### [Goal]
Repeat exactly each line of the data provided below.

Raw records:
Begin

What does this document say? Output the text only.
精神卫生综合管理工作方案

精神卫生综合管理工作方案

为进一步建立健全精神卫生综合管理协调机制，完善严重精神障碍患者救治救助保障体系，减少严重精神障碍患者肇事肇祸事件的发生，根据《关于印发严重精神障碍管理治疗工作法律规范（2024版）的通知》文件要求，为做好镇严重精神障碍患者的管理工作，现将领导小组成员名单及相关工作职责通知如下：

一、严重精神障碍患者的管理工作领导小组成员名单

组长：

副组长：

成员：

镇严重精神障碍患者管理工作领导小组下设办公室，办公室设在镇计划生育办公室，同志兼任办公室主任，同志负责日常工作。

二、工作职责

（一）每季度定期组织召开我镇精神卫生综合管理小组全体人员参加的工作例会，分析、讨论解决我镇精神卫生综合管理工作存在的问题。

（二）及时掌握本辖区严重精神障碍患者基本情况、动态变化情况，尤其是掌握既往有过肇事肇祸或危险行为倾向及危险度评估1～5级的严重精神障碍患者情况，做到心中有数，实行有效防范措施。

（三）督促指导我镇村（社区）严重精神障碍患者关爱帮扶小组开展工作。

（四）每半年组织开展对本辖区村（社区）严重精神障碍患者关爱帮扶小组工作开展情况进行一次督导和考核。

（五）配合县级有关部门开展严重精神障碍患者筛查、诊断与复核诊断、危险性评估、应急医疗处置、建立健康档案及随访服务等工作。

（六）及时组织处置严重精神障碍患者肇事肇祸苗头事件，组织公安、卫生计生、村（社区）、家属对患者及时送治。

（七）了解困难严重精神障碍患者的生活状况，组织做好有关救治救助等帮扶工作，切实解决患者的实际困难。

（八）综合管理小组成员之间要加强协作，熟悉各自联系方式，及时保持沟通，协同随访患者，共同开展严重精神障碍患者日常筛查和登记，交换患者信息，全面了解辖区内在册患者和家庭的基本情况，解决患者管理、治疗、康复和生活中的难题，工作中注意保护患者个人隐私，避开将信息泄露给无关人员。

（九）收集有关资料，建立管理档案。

End

### [Reply]
What does this document say? Output the text only.
精神卫生综合管理工作方案

精神卫生综合管理工作方案

为进一步建立健全精神卫生综合管理协调机制，完善严重精神障碍患者救治救助保障体系，减少严重精神障碍患者肇事肇祸事件的发生，根据《关于印发严重精神障碍管理治疗工作法律规范（2024版）的通知》文件要求，为做好镇严重精神障碍患者的管理工作，现将领导小组成员名单及相关工作职责通知如下：

一、严重精神障碍患者的管理工作领导小组成员名单

组长：

副组长：

成员：

镇严重精神障碍患者管理工作领导小组下设办公室，办公室设在镇计划生育办公室，同志兼任办公室主任，同志负责日常工作。

二、工作职责

（一）每季度定期组织召开我镇精神卫生综合管理小组全体人员参加的工作例会，分析、讨论解决我镇精神卫生综合管理工作存在的问题。

（二）及时掌握本辖区严重精神障碍患者基本情况、动态变化情况，尤其是掌握既往有过肇事肇祸或危险行为倾向及危险度评估1～5级的严重精神障碍患者情况，做到心中有数，实行有效防范措施。

（三）督促指导我镇村（社区）严重精神障碍患者关爱帮扶小组开展工作。

（四）每半年组织开展对本辖区村（社区）严重精神障碍患者关爱帮扶小组工作开展情况进行一次督导和考核。

（五）配合县级有关部门开展严重精神障碍患者筛查、诊断与复核诊断、危险性评估、应急医疗处置、建立健康档案及随访服务等工作。

（六）及时组织处置严重精神障碍患者肇事肇祸苗头事件，组织公安、卫生计生、村（社区）、家属对患者及时送治。

（七）了解困难严重精神障碍患者的生活状况，组织做好有关救治救助等帮扶工作，切实解决患者的实际困难。

（八）综合管理小组成员之间要加强协作，熟悉各自联系方式，及时保持沟通，协同随访患者，共同开展严重精神障碍患者日常筛查和登记，交换患者信息，全面了解辖区内在册患者和家庭的基本情况，解决患者管理、治疗、康复和生活中的难题，工作中注意保护患者个人隐私，避开将信息泄露给无关人员。

（九）收集有关资料，建立管理档案。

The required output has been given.